▶ [TASK DIRECTIONS] Only the lines from the one containing "Extract the structured" through the end of the entries should be returned, exactly as they are, with the pictures omitted.

*** DATA FOR THIS EXERCISE ***

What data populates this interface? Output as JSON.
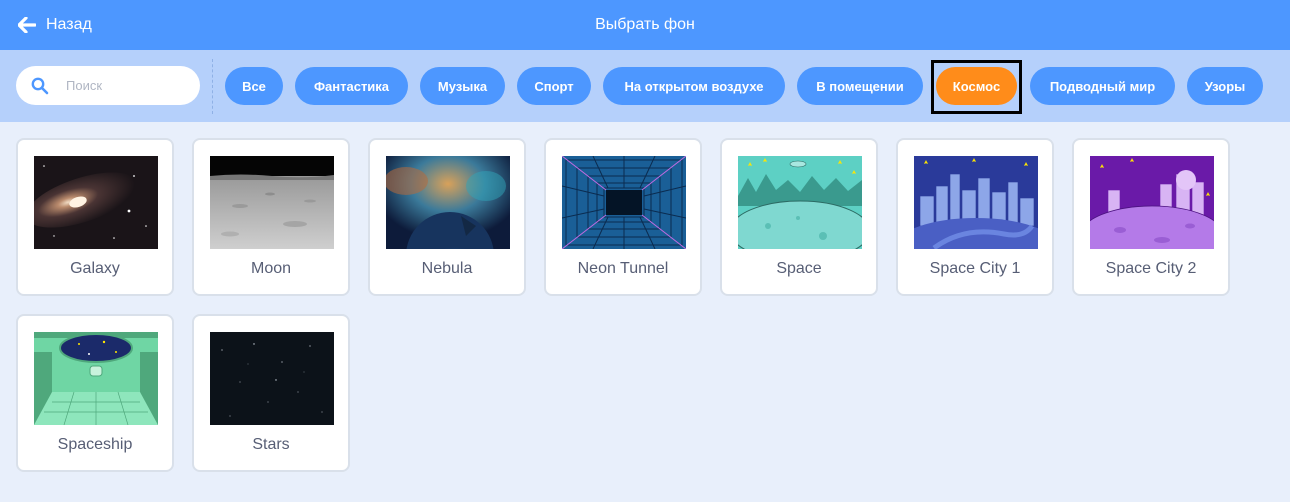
{
  "header": {
    "back_label": "Назад",
    "title": "Выбрать фон",
    "background": "#4d97ff"
  },
  "search": {
    "value": "",
    "placeholder": "Поиск"
  },
  "tags": [
    {
      "label": "Все",
      "active": false
    },
    {
      "label": "Фантастика",
      "active": false
    },
    {
      "label": "Музыка",
      "active": false
    },
    {
      "label": "Спорт",
      "active": false
    },
    {
      "label": "На открытом воздухе",
      "active": false
    },
    {
      "label": "В помещении",
      "active": false
    },
    {
      "label": "Космос",
      "active": true
    },
    {
      "label": "Подводный мир",
      "active": false
    },
    {
      "label": "Узоры",
      "active": false
    }
  ],
  "colors": {
    "tag": "#4d97ff",
    "tag_active": "#ff8c1a",
    "filter_bar": "#b5d0fb",
    "page": "#e8effb"
  },
  "backdrops": [
    {
      "name": "Galaxy"
    },
    {
      "name": "Moon"
    },
    {
      "name": "Nebula"
    },
    {
      "name": "Neon Tunnel"
    },
    {
      "name": "Space"
    },
    {
      "name": "Space City 1"
    },
    {
      "name": "Space City 2"
    },
    {
      "name": "Spaceship"
    },
    {
      "name": "Stars"
    }
  ]
}
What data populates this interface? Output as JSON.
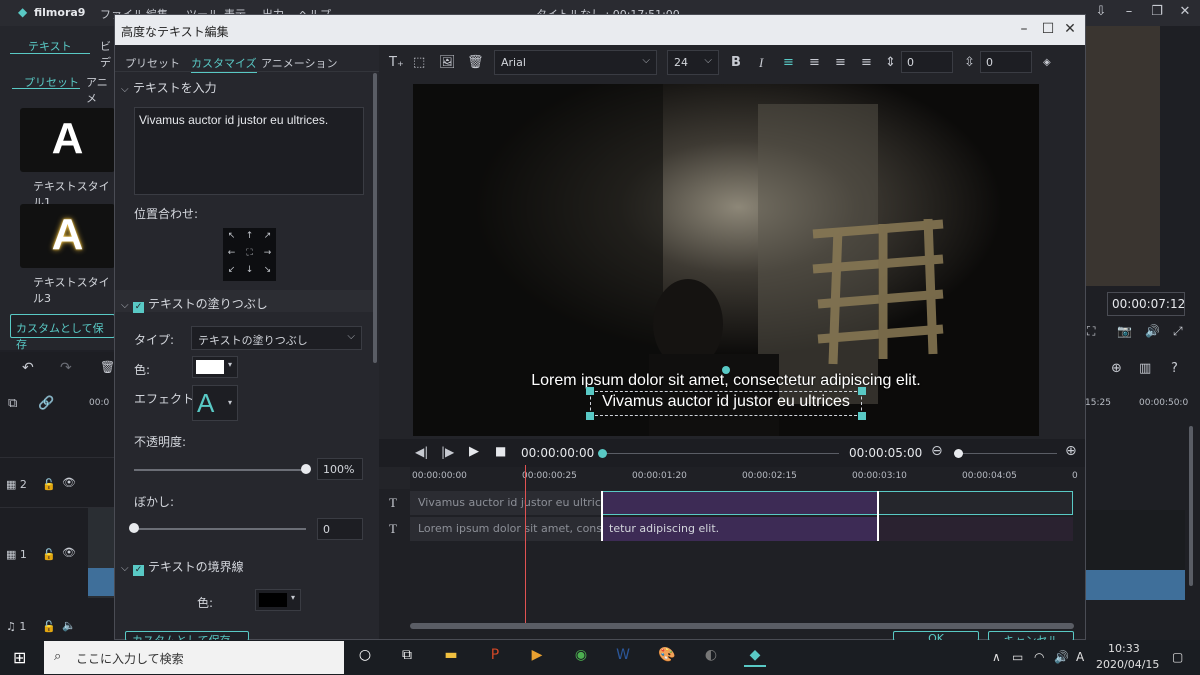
{
  "app": {
    "logo": "filmora9",
    "menu": [
      "ファイル",
      "編集",
      "ツール",
      "表示",
      "出力",
      "ヘルプ"
    ],
    "title": "タイトルなし : 00:17:51:00",
    "left_tabs": [
      "テキスト",
      "ビデ"
    ],
    "left_subtabs": [
      "プリセット",
      "アニメ"
    ],
    "tile_letter": "A",
    "tile_labels": [
      "テキストスタイル1",
      "テキストスタイル3"
    ],
    "save_custom": "カスタムとして保存",
    "timecode_right": "00:00:07:12",
    "ruler_right": [
      "15:25",
      "00:00:50:0"
    ],
    "ruler_left": "00:0",
    "track_labels": [
      "2",
      "1",
      "1"
    ]
  },
  "dialog": {
    "title": "高度なテキスト編集",
    "tabs": [
      "プリセット",
      "カスタマイズ",
      "アニメーション"
    ],
    "text_section": "テキストを入力",
    "text_value": "Vivamus auctor id justor eu ultrices.",
    "alignment_label": "位置合わせ:",
    "fill_section": "テキストの塗りつぶし",
    "type_label": "タイプ:",
    "type_value": "テキストの塗りつぶし",
    "color_label": "色:",
    "effect_label": "エフェクト:",
    "effect_letter": "A",
    "opacity_label": "不透明度:",
    "opacity_value": "100%",
    "opacity_level": 1.0,
    "blur_label": "ぼかし:",
    "blur_value": "0",
    "blur_level": 0.0,
    "border_section": "テキストの境界線",
    "border_color_label": "色:",
    "bottom_left_button": "カスタムとして保存",
    "ok_button": "OK",
    "cancel_button": "キャンセル",
    "font_name": "Arial",
    "font_size": "24",
    "spacing_1": "0",
    "spacing_2": "0",
    "preview_line1": "Lorem ipsum dolor sit amet, consectetur adipiscing elit.",
    "preview_line2": "Vivamus auctor id justor eu ultrices",
    "play_time": "00:00:00:00",
    "duration": "00:00:05:00",
    "ruler_labels": [
      "00:00:00:00",
      "00:00:00:25",
      "00:00:01:20",
      "00:00:02:15",
      "00:00:03:10",
      "00:00:04:05",
      "0"
    ],
    "clip1": "Vivamus auctor id justor eu ultrices.",
    "clip2a": "Lorem ipsum dolor sit amet, consec",
    "clip2b": "tetur adipiscing elit.",
    "track_letter": "T"
  },
  "taskbar": {
    "search_placeholder": "ここに入力して検索",
    "time": "10:33",
    "date": "2020/04/15",
    "ime": "A"
  },
  "colors": {
    "accent": "#59c9c5",
    "fill_color": "#ffffff",
    "border_color": "#000000",
    "clip_purple": "#3d2b55"
  }
}
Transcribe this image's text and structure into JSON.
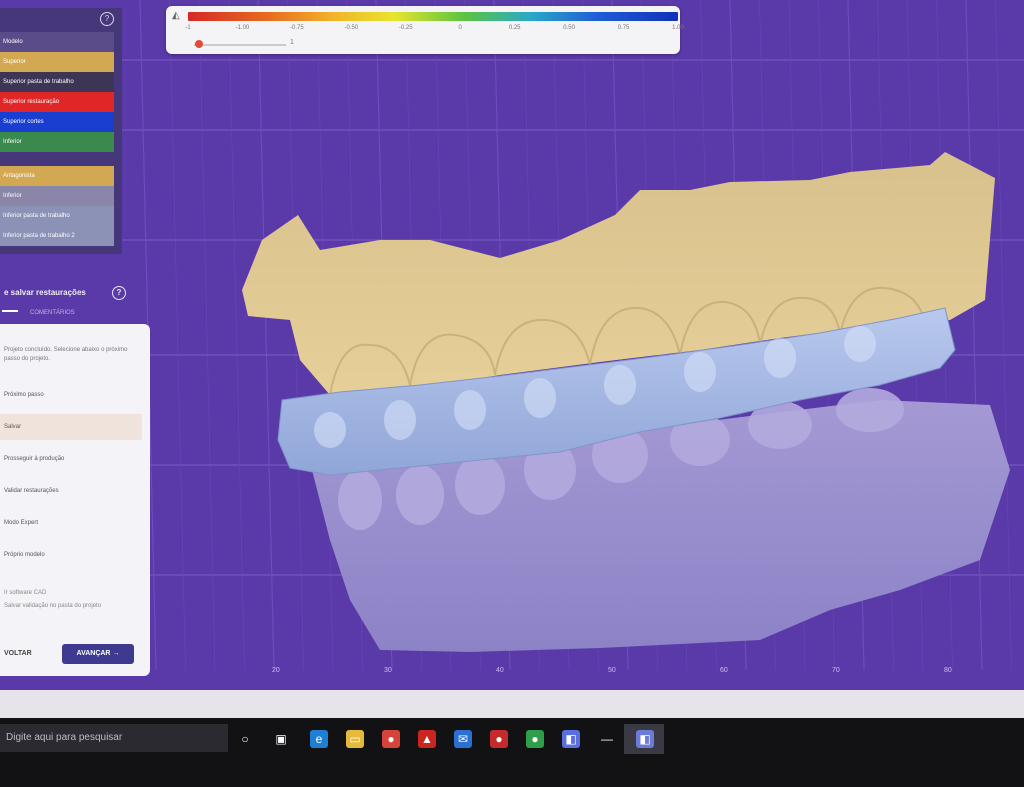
{
  "color_scale": {
    "icon": "scale-settings-icon",
    "ticks": [
      "-1",
      "-1.00",
      "-0.75",
      "-0.50",
      "-0.25",
      "0",
      "0.25",
      "0.50",
      "0.75",
      "1.00"
    ],
    "slider_value": "1",
    "slider_fraction": 0.05,
    "colors": [
      "#d62828",
      "#e66a1f",
      "#f1b52a",
      "#e7e52e",
      "#5dc43e",
      "#2aa8c8",
      "#1e5bd6",
      "#1231b8"
    ]
  },
  "layers_panel": {
    "help_icon": "help-icon",
    "items": [
      {
        "label": "Modelo",
        "color": "#5a4c88"
      },
      {
        "label": "Superior",
        "color": "#d3a853"
      },
      {
        "label": "Superior pasta de trabalho",
        "color": "#3c3556"
      },
      {
        "label": "Superior restauração",
        "color": "#e02626"
      },
      {
        "label": "Superior cortes",
        "color": "#1a3fd0"
      },
      {
        "label": "Inferior",
        "color": "#3a8a4e"
      },
      {
        "label": "Antagonista",
        "color": "#d3a853"
      },
      {
        "label": "Inferior",
        "color": "#8a86a8"
      },
      {
        "label": "Inferior pasta de trabalho",
        "color": "#8b92b5"
      },
      {
        "label": "Inferior pasta de trabalho 2",
        "color": "#8b92b5"
      }
    ]
  },
  "workflow_panel": {
    "title": "e salvar restaurações",
    "help_icon": "help-icon",
    "tabs": [
      "",
      "COMENTÁRIOS"
    ],
    "description": "Projeto concluído. Selecione abaixo o próximo passo do projeto.",
    "options": [
      "Próximo passo",
      "Salvar",
      "Prosseguir à produção",
      "Validar restaurações",
      "Modo Expert",
      "Próprio modelo"
    ],
    "footer_line1": "Ir software CAD",
    "footer_line2": "Salvar validação no pasta do projeto",
    "back_label": "VOLTAR",
    "next_label": "AVANÇAR"
  },
  "viewport": {
    "x_axis_ticks": [
      "20",
      "30",
      "40",
      "50",
      "60",
      "70",
      "80"
    ],
    "background": "#5a3aa8"
  },
  "taskbar": {
    "search_placeholder": "Digite aqui para pesquisar",
    "icons": [
      "cortana-icon",
      "task-view-icon",
      "edge-icon",
      "file-explorer-icon",
      "chrome-icon",
      "acrobat-icon",
      "mail-icon",
      "media-player-icon",
      "chrome-alt-icon",
      "cad-app-icon",
      "minimize-icon",
      "cad-app-active-icon"
    ]
  }
}
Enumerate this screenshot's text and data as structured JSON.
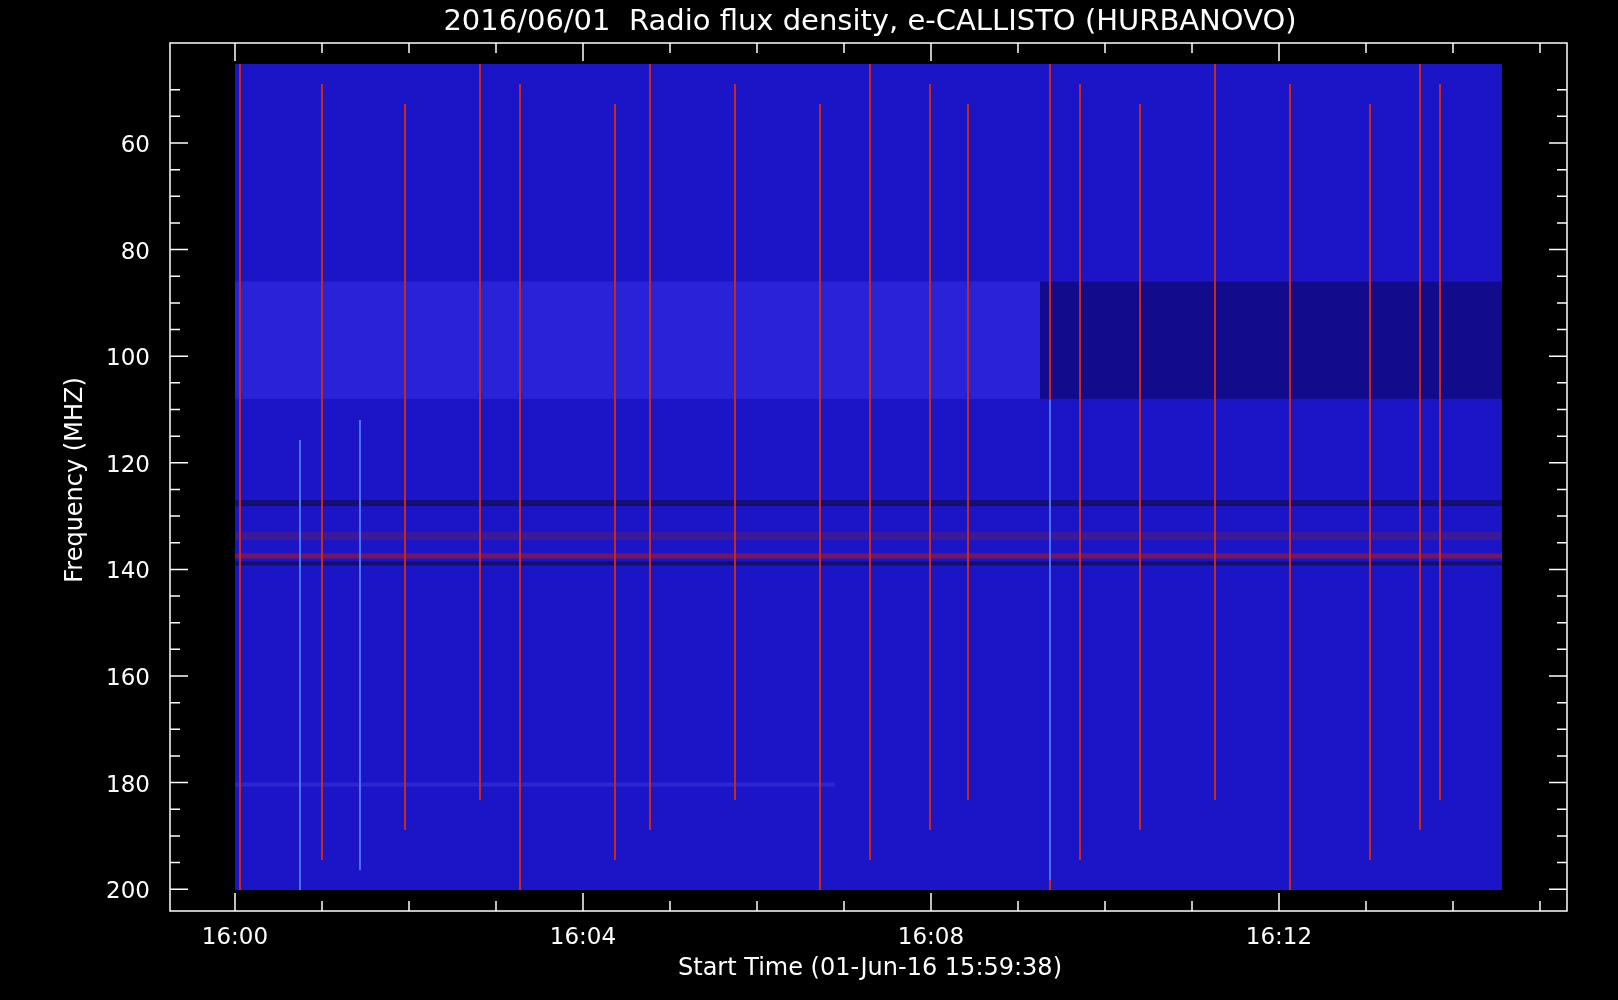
{
  "title": "2016/06/01  Radio flux density, e-CALLISTO (HURBANOVO)",
  "y_axis": {
    "label": "Frequency (MHZ)",
    "ticks": [
      "60",
      "80",
      "100",
      "120",
      "140",
      "160",
      "180",
      "200"
    ]
  },
  "x_axis": {
    "label": "Start Time (01-Jun-16 15:59:38)",
    "ticks": [
      "16:00",
      "16:04",
      "16:08",
      "16:12"
    ]
  }
}
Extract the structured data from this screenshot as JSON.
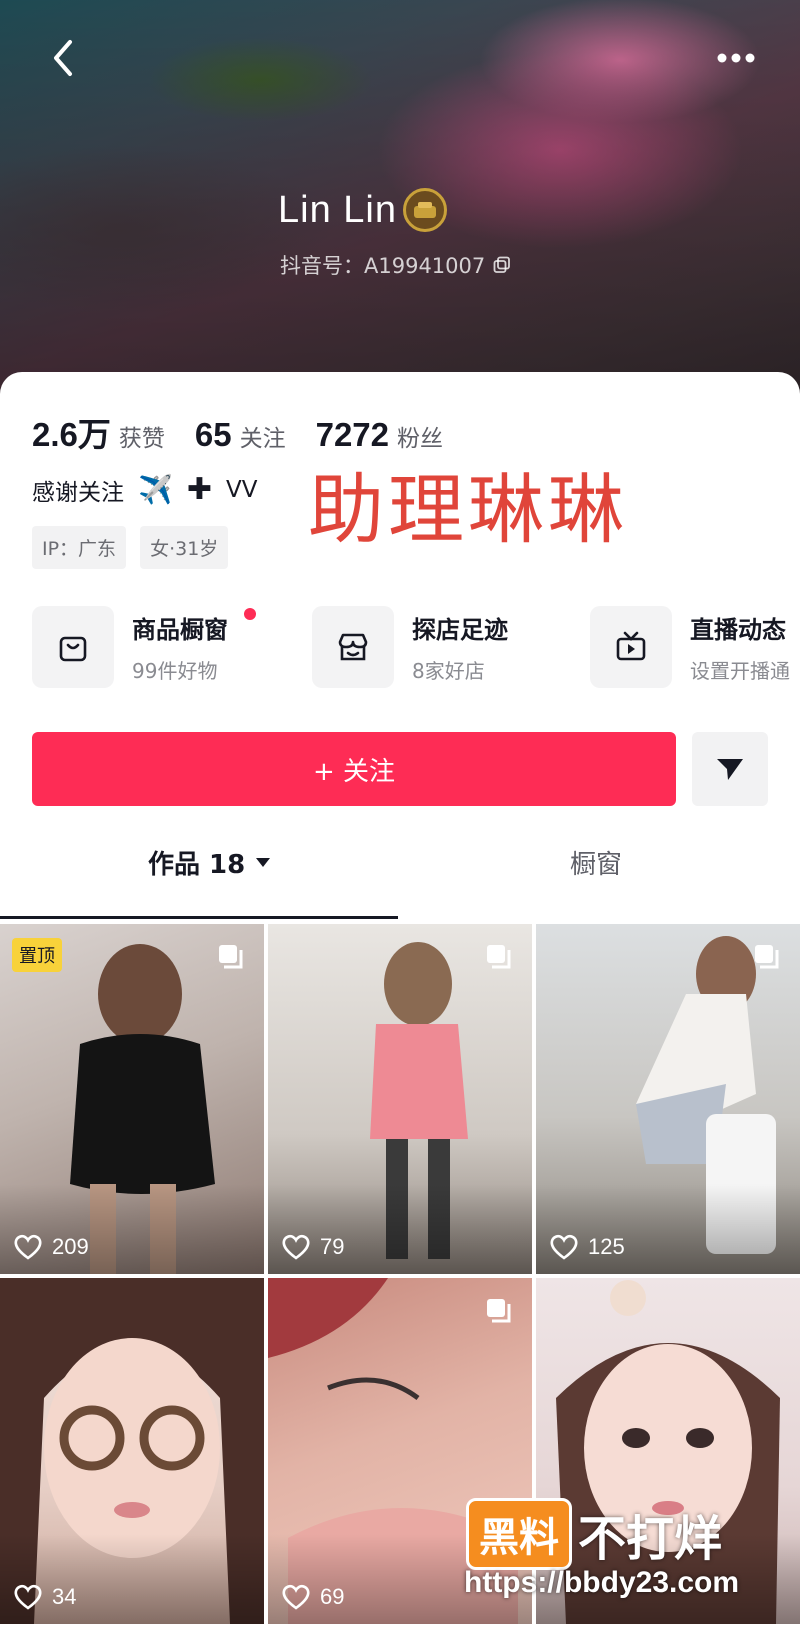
{
  "header": {
    "nickname": "Lin Lin",
    "douyin_id": "抖音号：A19941007",
    "back_icon": "chevron-left-icon",
    "more_icon": "more-horizontal-icon"
  },
  "stats": [
    {
      "value": "2.6万",
      "label": "获赞"
    },
    {
      "value": "65",
      "label": "关注"
    },
    {
      "value": "7272",
      "label": "粉丝"
    }
  ],
  "bio": {
    "text": "感谢关注",
    "emoji": "✈️",
    "plus": "✚",
    "suffix": "VV",
    "overlay_text": "助理琳琳"
  },
  "tags": [
    "IP：广东",
    "女·31岁"
  ],
  "features": [
    {
      "title": "商品橱窗",
      "subtitle": "99件好物",
      "icon": "shopping-bag-icon",
      "has_dot": true
    },
    {
      "title": "探店足迹",
      "subtitle": "8家好店",
      "icon": "store-icon",
      "has_dot": false
    },
    {
      "title": "直播动态",
      "subtitle": "设置开播通",
      "icon": "tv-play-icon",
      "has_dot": false
    }
  ],
  "actions": {
    "follow_label": "+ 关注",
    "share_icon": "share-arrow-icon"
  },
  "tabs": {
    "works_label": "作品 18",
    "showcase_label": "橱窗"
  },
  "posts": [
    {
      "likes": "209",
      "pinned_label": "置顶",
      "multi": true
    },
    {
      "likes": "79",
      "multi": true
    },
    {
      "likes": "125",
      "multi": true
    },
    {
      "likes": "34",
      "multi": false
    },
    {
      "likes": "69",
      "multi": true
    },
    {
      "likes": "",
      "multi": false
    }
  ],
  "watermark": {
    "box_text": "黑料",
    "text": "不打烊",
    "url": "https://bbdy23.com"
  },
  "colors": {
    "accent": "#fe2c55",
    "overlay_red": "#e0453a",
    "pin_yellow": "#f8d23a"
  }
}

***

▶ [OUTPUT FOR THIS EXERCISE]
Extract the structured data from this screenshot as JSON.
{
  "header": {
    "nickname": "Lin Lin",
    "douyin_id": "抖音号：A19941007",
    "back_icon": "chevron-left-icon",
    "more_icon": "more-horizontal-icon"
  },
  "stats": [
    {
      "value": "2.6万",
      "label": "获赞"
    },
    {
      "value": "65",
      "label": "关注"
    },
    {
      "value": "7272",
      "label": "粉丝"
    }
  ],
  "bio": {
    "text": "感谢关注",
    "emoji": "✈️",
    "plus": "✚",
    "suffix": "VV",
    "overlay_text": "助理琳琳"
  },
  "tags": [
    "IP：广东",
    "女·31岁"
  ],
  "features": [
    {
      "title": "商品橱窗",
      "subtitle": "99件好物",
      "icon": "shopping-bag-icon",
      "has_dot": true
    },
    {
      "title": "探店足迹",
      "subtitle": "8家好店",
      "icon": "store-icon",
      "has_dot": false
    },
    {
      "title": "直播动态",
      "subtitle": "设置开播通",
      "icon": "tv-play-icon",
      "has_dot": false
    }
  ],
  "actions": {
    "follow_label": "+ 关注",
    "share_icon": "share-arrow-icon"
  },
  "tabs": {
    "works_label": "作品 18",
    "showcase_label": "橱窗"
  },
  "posts": [
    {
      "likes": "209",
      "pinned_label": "置顶",
      "multi": true
    },
    {
      "likes": "79",
      "multi": true
    },
    {
      "likes": "125",
      "multi": true
    },
    {
      "likes": "34",
      "multi": false
    },
    {
      "likes": "69",
      "multi": true
    },
    {
      "likes": "",
      "multi": false
    }
  ],
  "watermark": {
    "box_text": "黑料",
    "text": "不打烊",
    "url": "https://bbdy23.com"
  },
  "colors": {
    "accent": "#fe2c55",
    "overlay_red": "#e0453a",
    "pin_yellow": "#f8d23a"
  }
}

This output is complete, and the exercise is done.